Les causes généralement Invoquées semblent d'un déterminisme trop étroit, trop linéaire, et par là même deviennent prétextes. La question est alors : qu'est-ce qui fait que ces prétextes à mésentente au lieu de s’articuler – le moment difficile venu – sur un désir d'aménagement de l'existence commune s'articule, au contraire, sur un "rejet" de l'autre en son identité.

Causes, prétextes, effets passionnels ou dangereux, ne seraient-ils que les variantes d'une mise en scène, celle de la cassure indépassable , parce qu'anthropologique, entre identité et altérité au sein d’un système qui les rend inséparables ?

 

En gros : identité a pour racine "idem", du latin "le même", conscience permanente de soi. Non pas cogito cartésien ou conscience sartrienne mais référence à une origine : le nom, la filiation, le statut, les apports exogames ou migratoires... autant de facteurs généalogiques qui déterminent une conscience d'appartenance, riche, dès la naissance, de significations projetées sur un lieu, une terre. Parce que une telle terre donne sens et émotion, elle est "sacralisée".

Objectif énoncé A –
Répondez à ces questions sur l'extrait consacré à l'identité et à l'altérité :
(i) De quel type de déterminisme les causes généralement invoquées semblent-elles relever ?
(ii) Entre quels deux termes se situe la cassure indépassable, et quel adjectif explique qu'elle le soit ?
(iii) Quelle est la racine latine du mot « identité », et quel est son sens ?

Données fournies –
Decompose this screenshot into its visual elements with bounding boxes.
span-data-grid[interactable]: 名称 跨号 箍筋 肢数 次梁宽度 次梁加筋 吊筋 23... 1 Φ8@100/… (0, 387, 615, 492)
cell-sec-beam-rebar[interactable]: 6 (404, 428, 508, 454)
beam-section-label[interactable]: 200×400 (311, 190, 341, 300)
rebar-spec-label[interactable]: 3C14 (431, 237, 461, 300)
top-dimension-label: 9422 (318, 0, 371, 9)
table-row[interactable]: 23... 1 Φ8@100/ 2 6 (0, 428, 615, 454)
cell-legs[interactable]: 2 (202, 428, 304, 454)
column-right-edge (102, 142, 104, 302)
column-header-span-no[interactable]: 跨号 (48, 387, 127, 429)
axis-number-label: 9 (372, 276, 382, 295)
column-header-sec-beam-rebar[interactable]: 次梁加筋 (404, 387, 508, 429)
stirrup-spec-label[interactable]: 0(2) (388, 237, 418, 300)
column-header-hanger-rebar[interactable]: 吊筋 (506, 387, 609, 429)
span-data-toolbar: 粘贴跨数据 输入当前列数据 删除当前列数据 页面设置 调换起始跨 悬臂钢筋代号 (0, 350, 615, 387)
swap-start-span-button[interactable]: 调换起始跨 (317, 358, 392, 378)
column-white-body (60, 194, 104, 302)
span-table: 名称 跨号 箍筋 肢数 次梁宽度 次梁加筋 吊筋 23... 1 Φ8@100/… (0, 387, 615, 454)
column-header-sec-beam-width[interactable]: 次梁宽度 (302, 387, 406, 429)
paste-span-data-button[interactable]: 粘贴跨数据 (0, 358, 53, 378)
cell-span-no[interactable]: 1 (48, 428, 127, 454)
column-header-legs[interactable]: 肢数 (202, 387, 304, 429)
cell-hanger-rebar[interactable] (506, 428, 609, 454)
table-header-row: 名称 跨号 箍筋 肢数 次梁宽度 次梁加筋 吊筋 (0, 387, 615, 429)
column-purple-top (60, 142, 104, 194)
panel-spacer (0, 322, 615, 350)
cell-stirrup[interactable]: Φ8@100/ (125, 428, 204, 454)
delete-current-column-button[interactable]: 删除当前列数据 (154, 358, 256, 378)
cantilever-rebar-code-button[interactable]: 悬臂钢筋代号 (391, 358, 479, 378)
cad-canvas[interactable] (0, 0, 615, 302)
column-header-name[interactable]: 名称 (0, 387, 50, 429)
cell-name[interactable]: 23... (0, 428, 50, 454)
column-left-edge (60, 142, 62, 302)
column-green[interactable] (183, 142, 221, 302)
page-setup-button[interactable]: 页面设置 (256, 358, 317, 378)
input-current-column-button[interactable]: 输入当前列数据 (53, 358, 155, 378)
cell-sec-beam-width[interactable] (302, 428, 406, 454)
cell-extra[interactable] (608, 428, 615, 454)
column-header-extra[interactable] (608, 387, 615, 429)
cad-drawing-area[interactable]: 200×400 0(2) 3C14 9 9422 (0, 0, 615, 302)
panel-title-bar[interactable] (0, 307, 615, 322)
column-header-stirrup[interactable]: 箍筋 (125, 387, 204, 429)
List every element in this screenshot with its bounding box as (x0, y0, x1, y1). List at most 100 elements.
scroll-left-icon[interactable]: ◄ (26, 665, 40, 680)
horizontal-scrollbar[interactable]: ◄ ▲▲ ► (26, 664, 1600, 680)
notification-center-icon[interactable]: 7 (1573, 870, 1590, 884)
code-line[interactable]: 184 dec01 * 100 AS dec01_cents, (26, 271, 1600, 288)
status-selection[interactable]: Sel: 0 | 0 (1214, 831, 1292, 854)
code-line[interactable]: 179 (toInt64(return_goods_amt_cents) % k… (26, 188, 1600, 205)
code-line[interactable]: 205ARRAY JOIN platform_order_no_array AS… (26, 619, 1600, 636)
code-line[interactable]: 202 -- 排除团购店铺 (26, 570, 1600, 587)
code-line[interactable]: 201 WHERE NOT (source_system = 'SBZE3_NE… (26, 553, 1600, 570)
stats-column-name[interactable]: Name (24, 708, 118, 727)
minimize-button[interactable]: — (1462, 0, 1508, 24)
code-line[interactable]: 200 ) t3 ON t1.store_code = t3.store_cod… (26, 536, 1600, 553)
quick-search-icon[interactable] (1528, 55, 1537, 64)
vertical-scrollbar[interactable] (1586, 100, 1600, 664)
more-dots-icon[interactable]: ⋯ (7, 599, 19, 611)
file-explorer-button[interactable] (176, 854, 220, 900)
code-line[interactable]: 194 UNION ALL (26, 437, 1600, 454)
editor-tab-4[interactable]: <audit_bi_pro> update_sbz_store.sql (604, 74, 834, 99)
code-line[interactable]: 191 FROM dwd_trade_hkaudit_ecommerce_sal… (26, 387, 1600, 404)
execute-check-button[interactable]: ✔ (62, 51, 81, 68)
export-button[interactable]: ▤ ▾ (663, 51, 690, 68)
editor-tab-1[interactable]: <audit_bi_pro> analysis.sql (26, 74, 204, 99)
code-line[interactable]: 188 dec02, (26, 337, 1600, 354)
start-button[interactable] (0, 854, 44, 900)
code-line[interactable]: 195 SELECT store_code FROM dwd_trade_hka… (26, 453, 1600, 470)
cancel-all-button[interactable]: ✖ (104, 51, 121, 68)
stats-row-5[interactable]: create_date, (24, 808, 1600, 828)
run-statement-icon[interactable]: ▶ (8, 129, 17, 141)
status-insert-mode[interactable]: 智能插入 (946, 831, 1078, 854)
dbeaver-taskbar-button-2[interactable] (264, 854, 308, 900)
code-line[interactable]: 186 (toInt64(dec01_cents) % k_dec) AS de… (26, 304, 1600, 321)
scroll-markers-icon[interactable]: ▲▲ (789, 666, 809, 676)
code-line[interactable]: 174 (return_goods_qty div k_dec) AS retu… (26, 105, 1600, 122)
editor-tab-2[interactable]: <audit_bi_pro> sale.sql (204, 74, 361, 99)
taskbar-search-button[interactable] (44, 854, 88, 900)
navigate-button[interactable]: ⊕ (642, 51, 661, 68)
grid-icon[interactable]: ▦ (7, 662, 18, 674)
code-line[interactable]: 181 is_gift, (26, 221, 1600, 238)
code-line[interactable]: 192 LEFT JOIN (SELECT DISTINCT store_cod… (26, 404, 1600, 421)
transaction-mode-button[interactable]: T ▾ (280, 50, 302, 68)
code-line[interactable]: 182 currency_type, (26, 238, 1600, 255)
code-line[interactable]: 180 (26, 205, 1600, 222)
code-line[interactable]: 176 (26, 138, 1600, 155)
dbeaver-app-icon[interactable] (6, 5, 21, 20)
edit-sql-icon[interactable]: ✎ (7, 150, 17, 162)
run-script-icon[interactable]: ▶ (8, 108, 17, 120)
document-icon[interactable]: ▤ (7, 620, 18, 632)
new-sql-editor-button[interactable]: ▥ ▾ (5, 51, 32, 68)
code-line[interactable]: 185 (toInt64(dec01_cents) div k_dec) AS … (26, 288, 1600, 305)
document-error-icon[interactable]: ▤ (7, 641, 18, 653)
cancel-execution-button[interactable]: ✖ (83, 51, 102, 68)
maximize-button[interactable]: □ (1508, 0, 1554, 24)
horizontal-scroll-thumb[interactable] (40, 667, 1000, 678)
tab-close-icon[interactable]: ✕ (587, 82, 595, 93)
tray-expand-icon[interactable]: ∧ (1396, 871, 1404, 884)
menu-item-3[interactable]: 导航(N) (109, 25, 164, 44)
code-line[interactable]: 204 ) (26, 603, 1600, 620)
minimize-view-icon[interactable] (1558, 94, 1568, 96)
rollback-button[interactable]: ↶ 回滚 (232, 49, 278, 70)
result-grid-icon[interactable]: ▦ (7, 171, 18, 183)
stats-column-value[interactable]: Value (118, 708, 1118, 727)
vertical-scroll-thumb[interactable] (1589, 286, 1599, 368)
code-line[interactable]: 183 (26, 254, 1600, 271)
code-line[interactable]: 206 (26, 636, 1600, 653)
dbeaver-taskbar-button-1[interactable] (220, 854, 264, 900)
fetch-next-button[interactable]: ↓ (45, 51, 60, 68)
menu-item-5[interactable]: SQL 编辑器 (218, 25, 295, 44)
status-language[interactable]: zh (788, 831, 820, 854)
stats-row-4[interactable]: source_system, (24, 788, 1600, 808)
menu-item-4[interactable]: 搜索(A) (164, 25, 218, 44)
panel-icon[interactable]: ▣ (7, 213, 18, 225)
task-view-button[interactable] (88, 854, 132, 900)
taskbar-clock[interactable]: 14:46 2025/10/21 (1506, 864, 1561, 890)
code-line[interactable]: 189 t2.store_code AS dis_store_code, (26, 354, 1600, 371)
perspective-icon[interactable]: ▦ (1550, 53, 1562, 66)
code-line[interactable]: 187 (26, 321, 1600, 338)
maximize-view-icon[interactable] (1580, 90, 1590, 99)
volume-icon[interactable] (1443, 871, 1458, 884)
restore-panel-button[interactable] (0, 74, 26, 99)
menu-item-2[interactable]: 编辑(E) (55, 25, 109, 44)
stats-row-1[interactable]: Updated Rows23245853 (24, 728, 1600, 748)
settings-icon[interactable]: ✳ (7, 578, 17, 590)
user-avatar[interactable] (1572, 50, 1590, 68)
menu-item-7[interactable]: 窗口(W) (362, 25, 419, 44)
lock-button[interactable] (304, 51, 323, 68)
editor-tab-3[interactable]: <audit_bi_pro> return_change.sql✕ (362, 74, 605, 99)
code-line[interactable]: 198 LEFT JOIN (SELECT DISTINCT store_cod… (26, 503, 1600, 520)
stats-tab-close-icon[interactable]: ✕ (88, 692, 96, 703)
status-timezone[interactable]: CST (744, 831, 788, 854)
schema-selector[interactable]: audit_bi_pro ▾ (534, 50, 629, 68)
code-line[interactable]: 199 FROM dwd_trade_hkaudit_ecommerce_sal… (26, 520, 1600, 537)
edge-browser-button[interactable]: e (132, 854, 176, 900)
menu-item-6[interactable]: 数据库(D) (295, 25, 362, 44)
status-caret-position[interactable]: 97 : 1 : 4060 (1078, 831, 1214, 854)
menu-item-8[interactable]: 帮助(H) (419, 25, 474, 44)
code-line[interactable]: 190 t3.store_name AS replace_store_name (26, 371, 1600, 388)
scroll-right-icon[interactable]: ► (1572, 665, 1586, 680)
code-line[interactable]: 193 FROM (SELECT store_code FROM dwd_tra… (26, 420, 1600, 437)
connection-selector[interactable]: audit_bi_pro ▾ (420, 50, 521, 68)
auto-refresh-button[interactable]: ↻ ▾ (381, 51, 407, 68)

Objectif énoncé B – Réécrivez en liste numérotée les lignes des enregistrements, depuis la première ligne jusqu'à celle qui contient « 358, 256, 378) », les deux incluses, sans les lignes vides.

Solution rédigée A –
(i) Elles semblent relever d'un déterminisme trop étroit et trop linéaire, et deviennent par là même des prétextes.
(ii) La cassure se situe entre identité et altérité. Elle est indépassable parce qu'anthropologique.
(iii) La racine est « idem », qui signifie « le même » en latin.

Solution rédigée B –
1. Decompose this screenshot into its visual elements with bounding boxes.
2. span-data-grid[interactable]: 名称 跨号 箍筋 肢数 次梁宽度 次梁加筋 吊筋 23... 1 Φ8@100/… (0, 387, 615, 492)
3. cell-sec-beam-rebar[interactable]: 6 (404, 428, 508, 454)
4. beam-section-label[interactable]: 200×400 (311, 190, 341, 300)
5. rebar-spec-label[interactable]: 3C14 (431, 237, 461, 300)
6. top-dimension-label: 9422 (318, 0, 371, 9)
7. table-row[interactable]: 23... 1 Φ8@100/ 2 6 (0, 428, 615, 454)
8. cell-legs[interactable]: 2 (202, 428, 304, 454)
9. column-right-edge (102, 142, 104, 302)
10. column-header-span-no[interactable]: 跨号 (48, 387, 127, 429)
11. axis-number-label: 9 (372, 276, 382, 295)
12. column-header-sec-beam-rebar[interactable]: 次梁加筋 (404, 387, 508, 429)
13. stirrup-spec-label[interactable]: 0(2) (388, 237, 418, 300)
14. column-header-hanger-rebar[interactable]: 吊筋 (506, 387, 609, 429)
15. span-data-toolbar: 粘贴跨数据 输入当前列数据 删除当前列数据 页面设置 调换起始跨 悬臂钢筋代号 (0, 350, 615, 387)
16. swap-start-span-button[interactable]: 调换起始跨 (317, 358, 392, 378)
17. column-white-body (60, 194, 104, 302)
18. span-table: 名称 跨号 箍筋 肢数 次梁宽度 次梁加筋 吊筋 23... 1 Φ8@100/… (0, 387, 615, 454)
19. column-header-sec-beam-width[interactable]: 次梁宽度 (302, 387, 406, 429)
20. paste-span-data-button[interactable]: 粘贴跨数据 (0, 358, 53, 378)
21. cell-span-no[interactable]: 1 (48, 428, 127, 454)
22. column-header-legs[interactable]: 肢数 (202, 387, 304, 429)
23. cell-hanger-rebar[interactable] (506, 428, 609, 454)
24. table-header-row: 名称 跨号 箍筋 肢数 次梁宽度 次梁加筋 吊筋 (0, 387, 615, 429)
25. column-purple-top (60, 142, 104, 194)
26. panel-spacer (0, 322, 615, 350)
27. cell-stirrup[interactable]: Φ8@100/ (125, 428, 204, 454)
28. delete-current-column-button[interactable]: 删除当前列数据 (154, 358, 256, 378)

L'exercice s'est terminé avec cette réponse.